DATA IN THIS EXERCISE:

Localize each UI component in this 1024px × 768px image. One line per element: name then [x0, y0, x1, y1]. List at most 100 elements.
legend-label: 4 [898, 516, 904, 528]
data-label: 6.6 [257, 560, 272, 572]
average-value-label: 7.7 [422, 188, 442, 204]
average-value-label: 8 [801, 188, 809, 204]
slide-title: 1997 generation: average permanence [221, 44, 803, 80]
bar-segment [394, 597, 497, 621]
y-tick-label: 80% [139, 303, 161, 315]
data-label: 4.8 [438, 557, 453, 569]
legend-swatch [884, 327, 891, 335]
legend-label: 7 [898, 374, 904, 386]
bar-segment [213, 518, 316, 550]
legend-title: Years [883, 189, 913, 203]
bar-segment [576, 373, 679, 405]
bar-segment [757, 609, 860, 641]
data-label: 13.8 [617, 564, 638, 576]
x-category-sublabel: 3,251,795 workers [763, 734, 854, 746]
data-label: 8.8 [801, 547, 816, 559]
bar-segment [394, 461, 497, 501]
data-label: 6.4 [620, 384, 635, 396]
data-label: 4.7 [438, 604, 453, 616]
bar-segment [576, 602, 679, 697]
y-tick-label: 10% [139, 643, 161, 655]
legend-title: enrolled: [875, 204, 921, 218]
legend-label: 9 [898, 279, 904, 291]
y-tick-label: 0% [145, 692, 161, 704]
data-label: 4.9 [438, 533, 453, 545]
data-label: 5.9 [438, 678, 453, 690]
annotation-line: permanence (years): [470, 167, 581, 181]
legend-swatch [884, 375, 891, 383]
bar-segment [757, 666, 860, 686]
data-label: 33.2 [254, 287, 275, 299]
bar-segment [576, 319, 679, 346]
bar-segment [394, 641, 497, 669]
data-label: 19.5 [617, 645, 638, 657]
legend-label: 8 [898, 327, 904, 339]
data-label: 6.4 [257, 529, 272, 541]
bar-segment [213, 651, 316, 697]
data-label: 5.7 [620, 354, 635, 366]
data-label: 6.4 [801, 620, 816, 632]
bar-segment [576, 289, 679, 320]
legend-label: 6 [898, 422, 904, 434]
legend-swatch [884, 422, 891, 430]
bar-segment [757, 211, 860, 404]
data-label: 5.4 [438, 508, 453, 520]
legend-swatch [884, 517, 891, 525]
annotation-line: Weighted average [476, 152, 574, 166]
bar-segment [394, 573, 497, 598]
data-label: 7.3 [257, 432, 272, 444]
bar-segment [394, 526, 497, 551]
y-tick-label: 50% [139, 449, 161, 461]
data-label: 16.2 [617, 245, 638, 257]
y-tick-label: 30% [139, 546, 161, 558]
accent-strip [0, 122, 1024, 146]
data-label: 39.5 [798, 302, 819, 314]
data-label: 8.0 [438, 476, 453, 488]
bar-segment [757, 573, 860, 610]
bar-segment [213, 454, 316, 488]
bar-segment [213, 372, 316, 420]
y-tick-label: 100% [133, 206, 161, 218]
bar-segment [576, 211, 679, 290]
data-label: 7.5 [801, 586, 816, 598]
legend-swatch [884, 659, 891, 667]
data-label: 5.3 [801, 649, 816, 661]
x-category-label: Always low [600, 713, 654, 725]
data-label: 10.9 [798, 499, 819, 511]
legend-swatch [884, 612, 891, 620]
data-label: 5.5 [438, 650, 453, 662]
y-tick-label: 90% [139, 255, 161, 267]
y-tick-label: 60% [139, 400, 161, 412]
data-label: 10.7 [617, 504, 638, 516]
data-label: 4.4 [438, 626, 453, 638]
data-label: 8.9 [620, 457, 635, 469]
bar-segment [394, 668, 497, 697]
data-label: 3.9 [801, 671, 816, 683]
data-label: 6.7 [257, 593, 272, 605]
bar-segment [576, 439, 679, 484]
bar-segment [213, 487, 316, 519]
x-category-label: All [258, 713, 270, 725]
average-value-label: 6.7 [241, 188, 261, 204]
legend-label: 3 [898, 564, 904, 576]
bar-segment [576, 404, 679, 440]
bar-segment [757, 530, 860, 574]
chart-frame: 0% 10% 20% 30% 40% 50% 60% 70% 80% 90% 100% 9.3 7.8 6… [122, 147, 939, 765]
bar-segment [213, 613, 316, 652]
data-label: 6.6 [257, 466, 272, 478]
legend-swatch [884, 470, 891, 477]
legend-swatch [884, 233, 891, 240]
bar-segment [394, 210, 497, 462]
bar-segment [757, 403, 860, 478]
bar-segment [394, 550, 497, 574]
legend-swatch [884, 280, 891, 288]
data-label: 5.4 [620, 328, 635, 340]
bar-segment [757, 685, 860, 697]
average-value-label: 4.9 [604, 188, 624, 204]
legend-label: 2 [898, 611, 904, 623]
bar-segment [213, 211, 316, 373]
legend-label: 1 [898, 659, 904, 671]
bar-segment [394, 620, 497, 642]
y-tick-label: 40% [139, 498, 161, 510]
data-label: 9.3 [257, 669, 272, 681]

PROBLEM TO SOLVE: Transcribe the records verbatim, from their first line through the line containing "data-label: 8.8 [801, 547, 816, 559]", with both of those lines included.

ANSWER FOR THIS EXERCISE:
Localize each UI component in this 1024px × 768px image. One line per element: name then [x0, y0, x1, y1]. List at most 100 elements.
legend-label: 4 [898, 516, 904, 528]
data-label: 6.6 [257, 560, 272, 572]
average-value-label: 7.7 [422, 188, 442, 204]
average-value-label: 8 [801, 188, 809, 204]
slide-title: 1997 generation: average permanence [221, 44, 803, 80]
bar-segment [394, 597, 497, 621]
y-tick-label: 80% [139, 303, 161, 315]
data-label: 4.8 [438, 557, 453, 569]
legend-swatch [884, 327, 891, 335]
legend-label: 7 [898, 374, 904, 386]
bar-segment [213, 518, 316, 550]
legend-title: Years [883, 189, 913, 203]
bar-segment [576, 373, 679, 405]
bar-segment [757, 609, 860, 641]
data-label: 13.8 [617, 564, 638, 576]
x-category-sublabel: 3,251,795 workers [763, 734, 854, 746]
data-label: 8.8 [801, 547, 816, 559]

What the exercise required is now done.